_Instructions for the task_.
Find and copy every line in the records that includes the string "JSON".
■ ■ ■
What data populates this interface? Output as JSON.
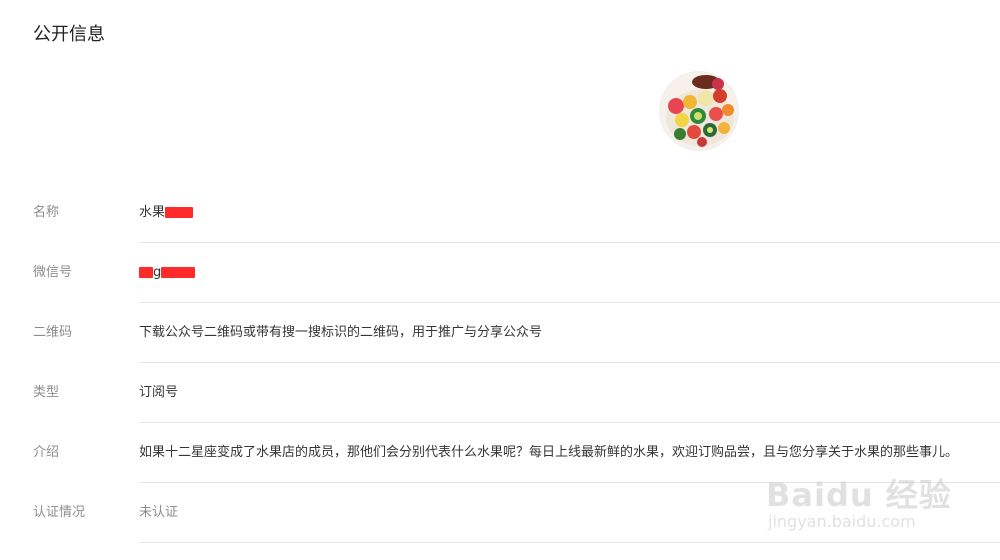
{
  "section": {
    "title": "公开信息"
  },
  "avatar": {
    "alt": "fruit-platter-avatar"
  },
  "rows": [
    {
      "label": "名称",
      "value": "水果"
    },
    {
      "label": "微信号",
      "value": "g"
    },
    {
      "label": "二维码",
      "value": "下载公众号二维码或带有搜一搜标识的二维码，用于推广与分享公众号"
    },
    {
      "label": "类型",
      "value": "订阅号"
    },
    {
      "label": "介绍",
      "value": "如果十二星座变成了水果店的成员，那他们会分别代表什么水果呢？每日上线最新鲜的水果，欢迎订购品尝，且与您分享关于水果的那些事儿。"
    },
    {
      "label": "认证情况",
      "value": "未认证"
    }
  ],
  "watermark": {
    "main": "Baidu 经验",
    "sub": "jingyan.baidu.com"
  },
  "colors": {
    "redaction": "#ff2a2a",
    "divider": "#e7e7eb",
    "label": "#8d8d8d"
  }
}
■ ■ ■
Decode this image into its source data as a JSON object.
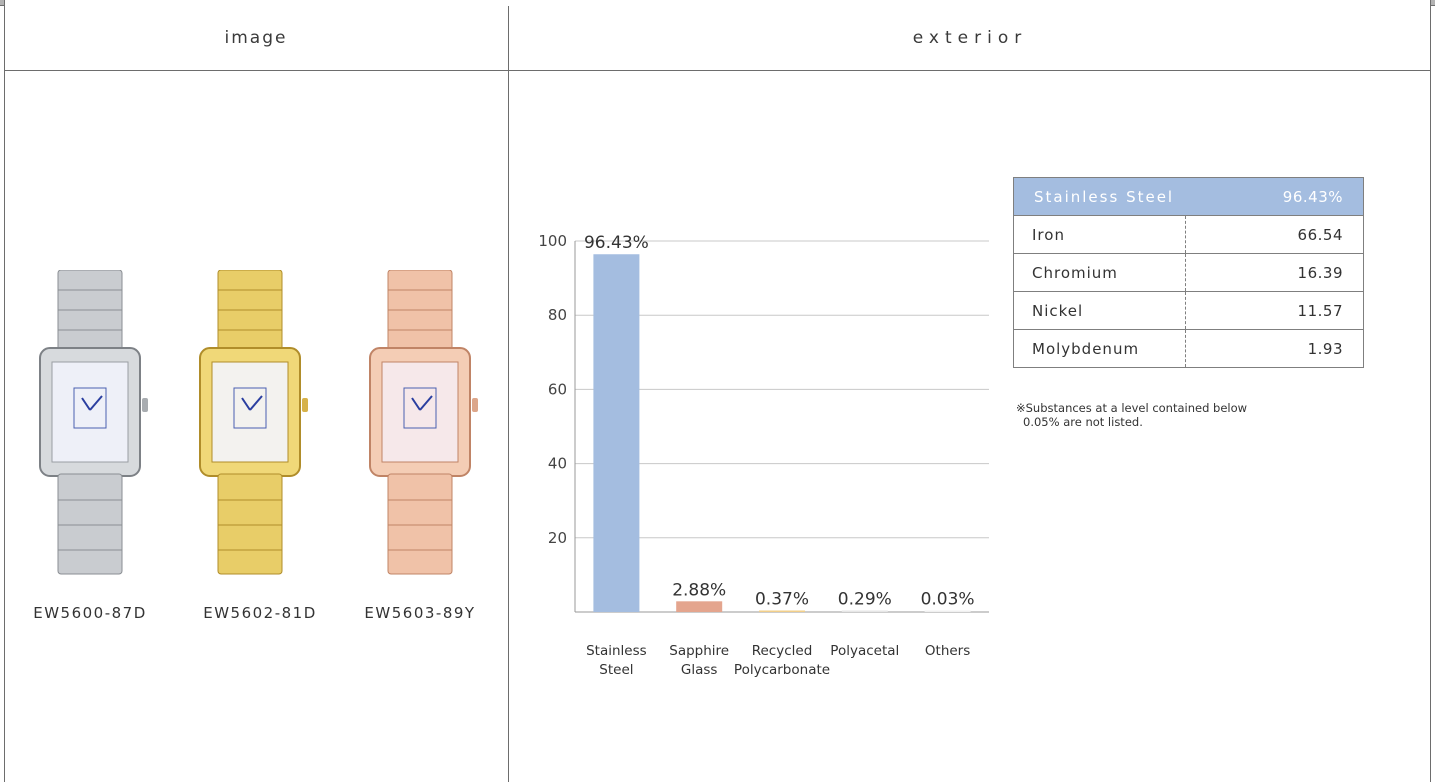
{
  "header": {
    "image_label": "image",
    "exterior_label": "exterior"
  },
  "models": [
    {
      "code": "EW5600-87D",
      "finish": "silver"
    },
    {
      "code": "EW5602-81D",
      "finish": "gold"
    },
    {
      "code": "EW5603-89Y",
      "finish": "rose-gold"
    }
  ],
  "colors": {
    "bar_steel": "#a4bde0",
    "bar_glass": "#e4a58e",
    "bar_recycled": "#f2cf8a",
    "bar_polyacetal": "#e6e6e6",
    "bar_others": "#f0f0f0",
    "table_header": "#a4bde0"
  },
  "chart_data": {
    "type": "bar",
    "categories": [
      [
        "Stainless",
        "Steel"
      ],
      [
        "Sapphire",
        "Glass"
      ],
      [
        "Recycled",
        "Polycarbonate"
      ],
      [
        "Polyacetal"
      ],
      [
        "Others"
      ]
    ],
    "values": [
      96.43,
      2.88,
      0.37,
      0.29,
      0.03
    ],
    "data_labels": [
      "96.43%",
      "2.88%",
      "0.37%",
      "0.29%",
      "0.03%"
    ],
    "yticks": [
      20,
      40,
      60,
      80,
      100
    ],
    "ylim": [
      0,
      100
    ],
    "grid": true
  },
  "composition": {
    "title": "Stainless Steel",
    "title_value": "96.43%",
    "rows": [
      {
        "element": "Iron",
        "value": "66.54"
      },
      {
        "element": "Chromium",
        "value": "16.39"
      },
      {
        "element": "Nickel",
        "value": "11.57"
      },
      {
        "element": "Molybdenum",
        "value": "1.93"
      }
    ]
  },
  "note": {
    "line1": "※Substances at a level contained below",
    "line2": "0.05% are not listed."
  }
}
■ ■ ■
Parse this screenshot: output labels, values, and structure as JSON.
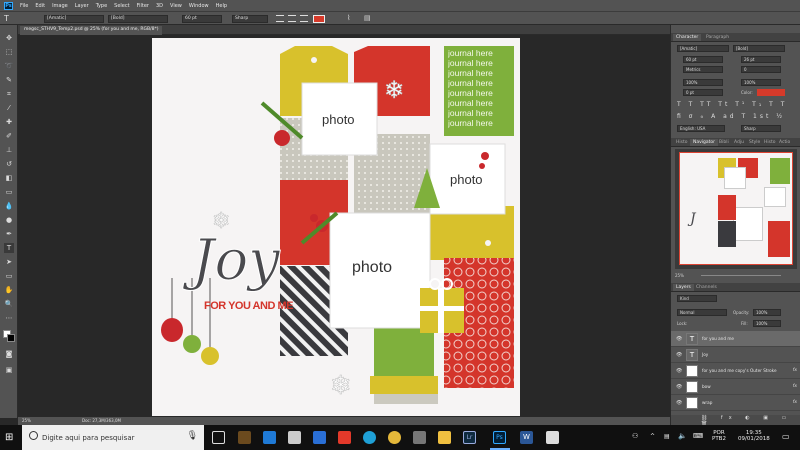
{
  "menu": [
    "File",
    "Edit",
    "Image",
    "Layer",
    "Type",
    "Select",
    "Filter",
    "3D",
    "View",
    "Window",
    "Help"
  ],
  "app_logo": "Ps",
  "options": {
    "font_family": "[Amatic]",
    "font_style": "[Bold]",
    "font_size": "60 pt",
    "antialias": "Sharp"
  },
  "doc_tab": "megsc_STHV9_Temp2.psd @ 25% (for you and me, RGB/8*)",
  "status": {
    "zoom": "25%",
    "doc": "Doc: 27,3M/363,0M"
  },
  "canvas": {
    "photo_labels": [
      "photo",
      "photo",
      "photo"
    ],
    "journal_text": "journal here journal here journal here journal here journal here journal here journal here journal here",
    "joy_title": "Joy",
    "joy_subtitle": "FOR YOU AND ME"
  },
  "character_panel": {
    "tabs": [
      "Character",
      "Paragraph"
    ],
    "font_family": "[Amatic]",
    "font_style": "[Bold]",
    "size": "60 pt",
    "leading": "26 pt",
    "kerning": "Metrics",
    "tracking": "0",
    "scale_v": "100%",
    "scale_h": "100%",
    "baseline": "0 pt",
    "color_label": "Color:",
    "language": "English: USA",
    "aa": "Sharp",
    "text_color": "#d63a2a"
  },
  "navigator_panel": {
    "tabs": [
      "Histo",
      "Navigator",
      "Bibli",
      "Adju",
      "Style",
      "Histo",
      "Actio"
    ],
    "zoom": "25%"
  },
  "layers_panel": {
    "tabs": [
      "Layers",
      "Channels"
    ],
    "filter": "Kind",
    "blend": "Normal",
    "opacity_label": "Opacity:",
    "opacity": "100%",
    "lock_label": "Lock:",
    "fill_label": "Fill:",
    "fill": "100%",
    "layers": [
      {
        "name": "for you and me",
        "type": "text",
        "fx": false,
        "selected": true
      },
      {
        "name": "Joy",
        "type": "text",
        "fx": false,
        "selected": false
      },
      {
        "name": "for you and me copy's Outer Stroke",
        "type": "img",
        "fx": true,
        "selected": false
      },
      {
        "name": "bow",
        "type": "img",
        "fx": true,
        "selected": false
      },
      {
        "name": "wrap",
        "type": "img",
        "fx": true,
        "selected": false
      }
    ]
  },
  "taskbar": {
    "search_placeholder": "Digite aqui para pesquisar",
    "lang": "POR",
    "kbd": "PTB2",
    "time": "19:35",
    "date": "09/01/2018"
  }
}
■ ■ ■
_Response to this exercise_.
What data populates this interface? Output as JSON.
Decode this image into its source data as a JSON object.
Parse this screenshot: output labels, values, and structure as JSON.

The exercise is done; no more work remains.